> Written instruction
Gather all lines from the material that contain "uzupełniających".

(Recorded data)

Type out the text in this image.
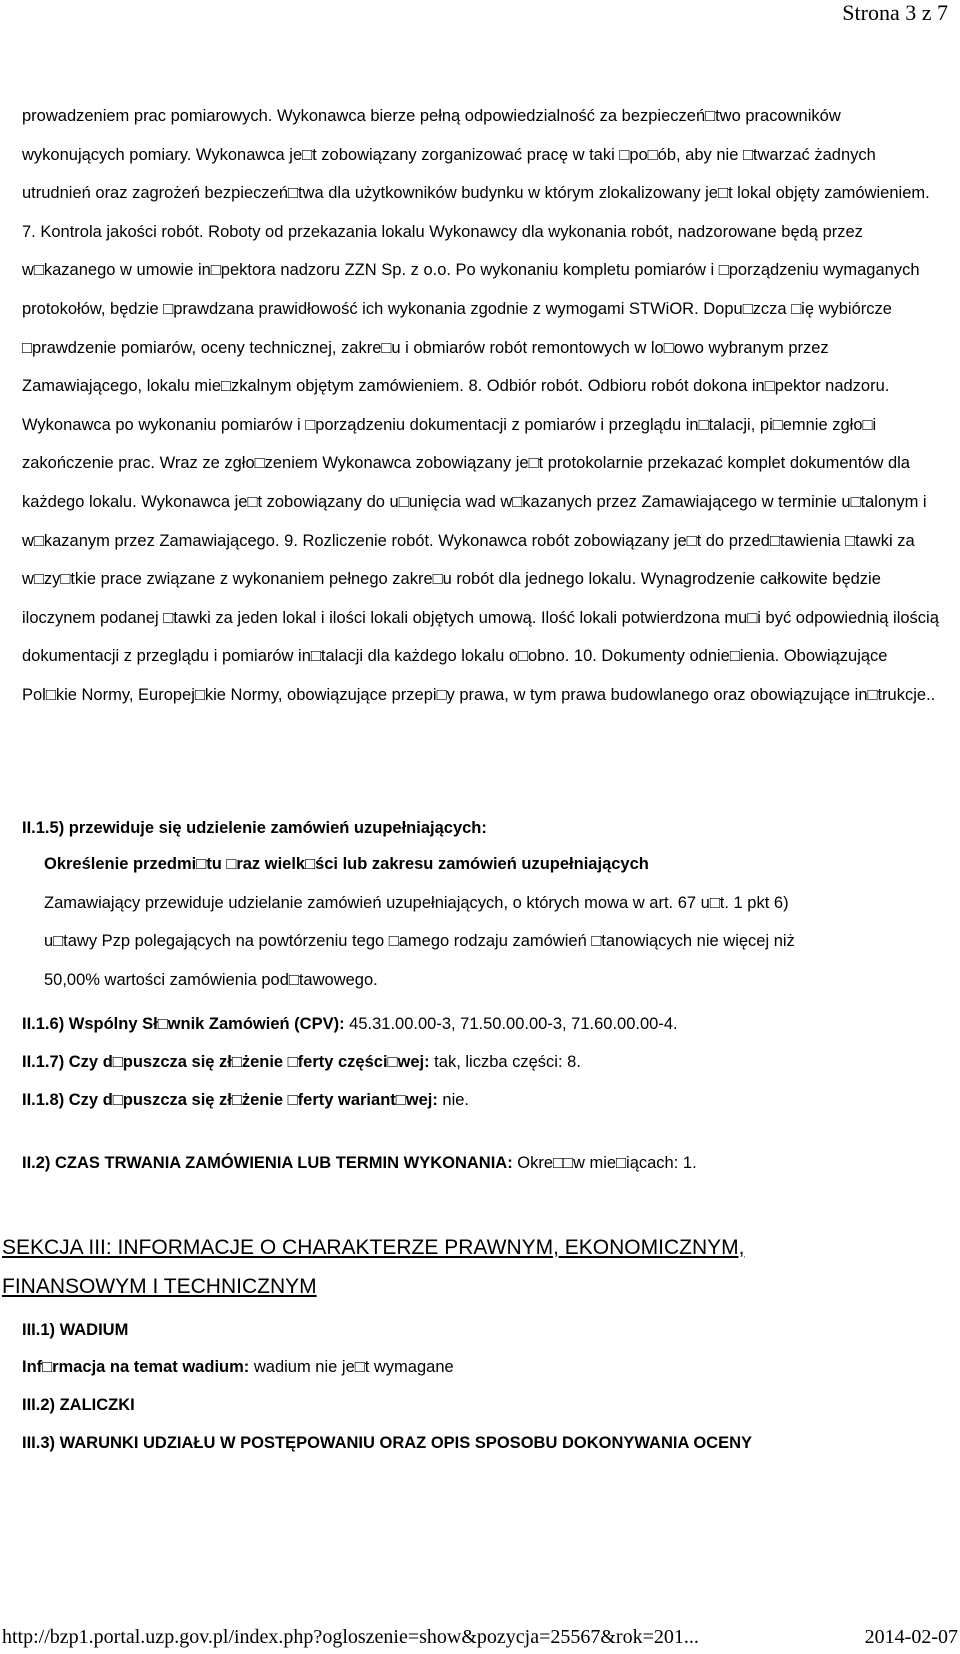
Strona 3 z 7

prowadzeniem prac pomiarowych. Wykonawca bierze pełną odpowiedzialność za bezpieczeń□two pracowników wykonujących pomiary. Wykonawca je□t zobowiązany zorganizować pracę w taki □po□ób, aby nie □twarzać żadnych utrudnień oraz zagrożeń bezpieczeń□twa dla użytkowników budynku w którym zlokalizowany je□t lokal objęty zamówieniem. 7. Kontrola jakości robót. Roboty od przekazania lokalu Wykonawcy dla wykonania robót, nadzorowane będą przez w□kazanego w umowie in□pektora nadzoru ZZN Sp. z o.o. Po wykonaniu kompletu pomiarów i □porządzeniu wymaganych protokołów, będzie □prawdzana prawidłowość ich wykonania zgodnie z wymogami STWiOR. Dopu□zcza □ię wybiórcze □prawdzenie pomiarów, oceny technicznej, zakre□u i obmiarów robót remontowych w lo□owo wybranym przez Zamawiającego, lokalu mie□zkalnym objętym zamówieniem. 8. Odbiór robót. Odbioru robót dokona in□pektor nadzoru. Wykonawca po wykonaniu pomiarów i □porządzeniu dokumentacji z pomiarów i przeglądu in□talacji, pi□emnie zgło□i zakończenie prac. Wraz ze zgło□zeniem Wykonawca zobowiązany je□t protokolarnie przekazać komplet dokumentów dla każdego lokalu. Wykonawca je□t zobowiązany do u□unięcia wad w□kazanych przez Zamawiającego w terminie u□talonym i w□kazanym przez Zamawiającego. 9. Rozliczenie robót. Wykonawca robót zobowiązany je□t do przed□tawienia □tawki za w□zy□tkie prace związane z wykonaniem pełnego zakre□u robót dla jednego lokalu. Wynagrodzenie całkowite będzie iloczynem podanej □tawki za jeden lokal i ilości lokali objętych umową. Ilość lokali potwierdzona mu□i być odpowiednią ilością dokumentacji z przeglądu i pomiarów in□talacji dla każdego lokalu o□obno. 10. Dokumenty odnie□ienia. Obowiązujące Pol□kie Normy, Europej□kie Normy, obowiązujące przepi□y prawa, w tym prawa budowlanego oraz obowiązujące in□trukcje..

II.1.5) przewiduje się udzielenie zamówień uzupełniających:

Określenie przedmi□tu □raz wielk□ści lub zakresu zamówień uzupełniających

Zamawiający przewiduje udzielanie zamówień uzupełniających, o których mowa w art. 67 u□t. 1 pkt 6)

u□tawy Pzp polegających na powtórzeniu tego □amego rodzaju zamówień □tanowiących nie więcej niż

50,00% wartości zamówienia pod□tawowego.

II.1.6) Wspólny Sł□wnik Zamówień (CPV): 45.31.00.00-3, 71.50.00.00-3, 71.60.00.00-4.

II.1.7) Czy d□puszcza się zł□żenie □ferty części□wej: tak, liczba części: 8.

II.1.8) Czy d□puszcza się zł□żenie □ferty wariant□wej: nie.

II.2) CZAS TRWANIA ZAMÓWIENIA LUB TERMIN WYKONANIA: Okre□□w mie□iącach: 1.

SEKCJA III: INFORMACJE O CHARAKTERZE PRAWNYM, EKONOMICZNYM,
FINANSOWYM I TECHNICZNYM

III.1) WADIUM

Inf□rmacja na temat wadium: wadium nie je□t wymagane

III.2) ZALICZKI

III.3) WARUNKI UDZIAŁU W POSTĘPOWANIU ORAZ OPIS SPOSOBU DOKONYWANIA OCENY

http://bzp1.portal.uzp.gov.pl/index.php?ogloszenie=show&pozycja=25567&rok=201...	2014-02-07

> Task solution
II.1.5) przewiduje się udzielenie zamówień uzupełniających:
Określenie przedmi□tu □raz wielk□ści lub zakresu zamówień uzupełniających
Zamawiający przewiduje udzielanie zamówień uzupełniających, o których mowa w art. 67 u□t. 1 pkt 6)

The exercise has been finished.